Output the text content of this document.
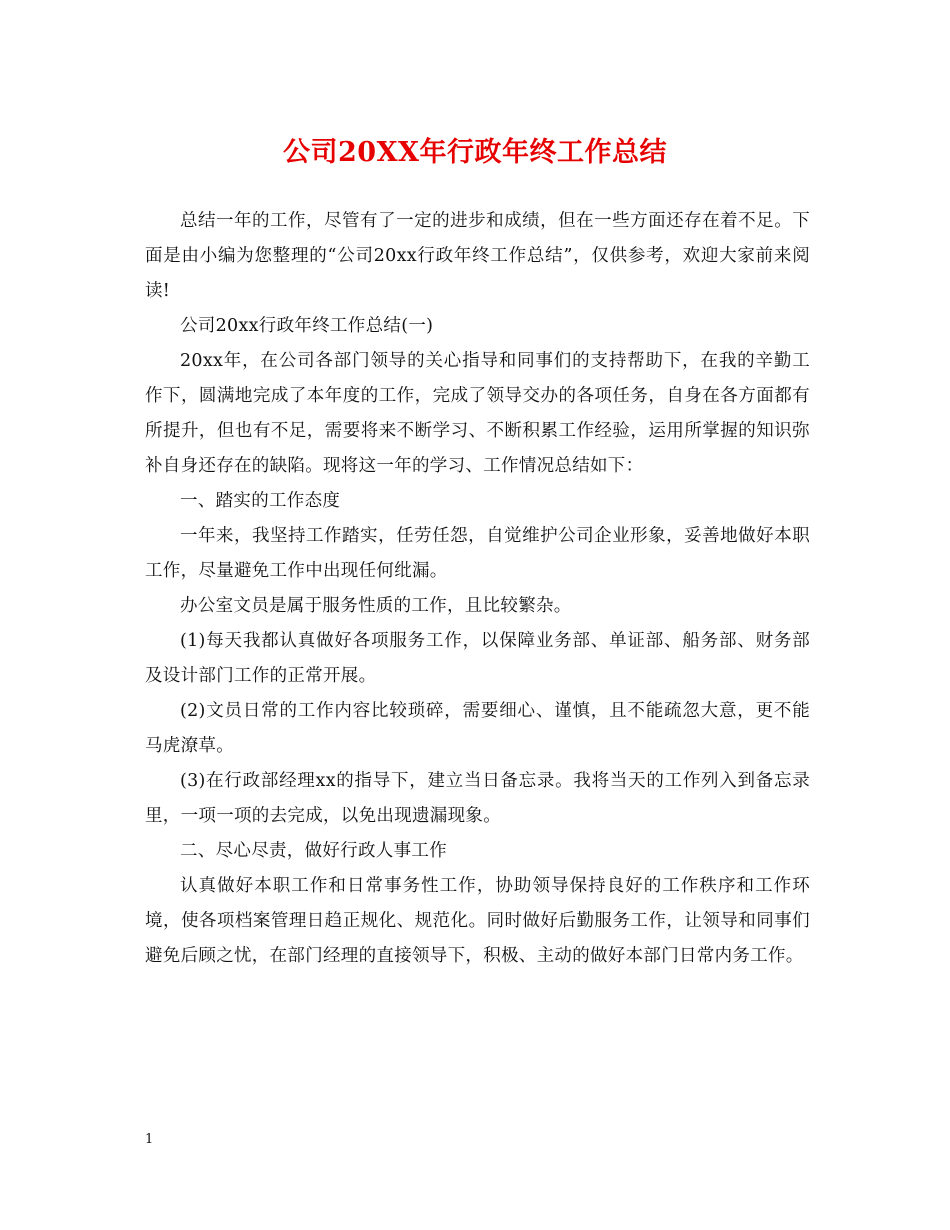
公司20XX年行政年终工作总结

总结一年的工作，尽管有了一定的进步和成绩，但在一些方面还存在着不足。下面是由小编为您整理的“公司20xx行政年终工作总结”，仅供参考，欢迎大家前来阅读!

公司20xx行政年终工作总结(一)

20xx年，在公司各部门领导的关心指导和同事们的支持帮助下，在我的辛勤工作下，圆满地完成了本年度的工作，完成了领导交办的各项任务，自身在各方面都有所提升，但也有不足，需要将来不断学习、不断积累工作经验，运用所掌握的知识弥补自身还存在的缺陷。现将这一年的学习、工作情况总结如下：

一、踏实的工作态度

一年来，我坚持工作踏实，任劳任怨，自觉维护公司企业形象，妥善地做好本职工作，尽量避免工作中出现任何纰漏。

办公室文员是属于服务性质的工作，且比较繁杂。

(1)每天我都认真做好各项服务工作，以保障业务部、单证部、船务部、财务部及设计部门工作的正常开展。

(2)文员日常的工作内容比较琐碎，需要细心、谨慎，且不能疏忽大意，更不能马虎潦草。

(3)在行政部经理xx的指导下，建立当日备忘录。我将当天的工作列入到备忘录里，一项一项的去完成，以免出现遗漏现象。

二、尽心尽责，做好行政人事工作

认真做好本职工作和日常事务性工作，协助领导保持良好的工作秩序和工作环境，使各项档案管理日趋正规化、规范化。同时做好后勤服务工作，让领导和同事们避免后顾之忧，在部门经理的直接领导下，积极、主动的做好本部门日常内务工作。

1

==============================

THE REQUEST: Reproduce every record above exactly, omitting the pictures.

OUTPUT:
Output the text content of this document.
公司20XX年行政年终工作总结

总结一年的工作，尽管有了一定的进步和成绩，但在一些方面还存在着不足。下面是由小编为您整理的“公司20xx行政年终工作总结”，仅供参考，欢迎大家前来阅读!

公司20xx行政年终工作总结(一)

20xx年，在公司各部门领导的关心指导和同事们的支持帮助下，在我的辛勤工作下，圆满地完成了本年度的工作，完成了领导交办的各项任务，自身在各方面都有所提升，但也有不足，需要将来不断学习、不断积累工作经验，运用所掌握的知识弥补自身还存在的缺陷。现将这一年的学习、工作情况总结如下：

一、踏实的工作态度

一年来，我坚持工作踏实，任劳任怨，自觉维护公司企业形象，妥善地做好本职工作，尽量避免工作中出现任何纰漏。

办公室文员是属于服务性质的工作，且比较繁杂。

(1)每天我都认真做好各项服务工作，以保障业务部、单证部、船务部、财务部及设计部门工作的正常开展。

(2)文员日常的工作内容比较琐碎，需要细心、谨慎，且不能疏忽大意，更不能马虎潦草。

(3)在行政部经理xx的指导下，建立当日备忘录。我将当天的工作列入到备忘录里，一项一项的去完成，以免出现遗漏现象。

二、尽心尽责，做好行政人事工作

认真做好本职工作和日常事务性工作，协助领导保持良好的工作秩序和工作环境，使各项档案管理日趋正规化、规范化。同时做好后勤服务工作，让领导和同事们避免后顾之忧，在部门经理的直接领导下，积极、主动的做好本部门日常内务工作。

1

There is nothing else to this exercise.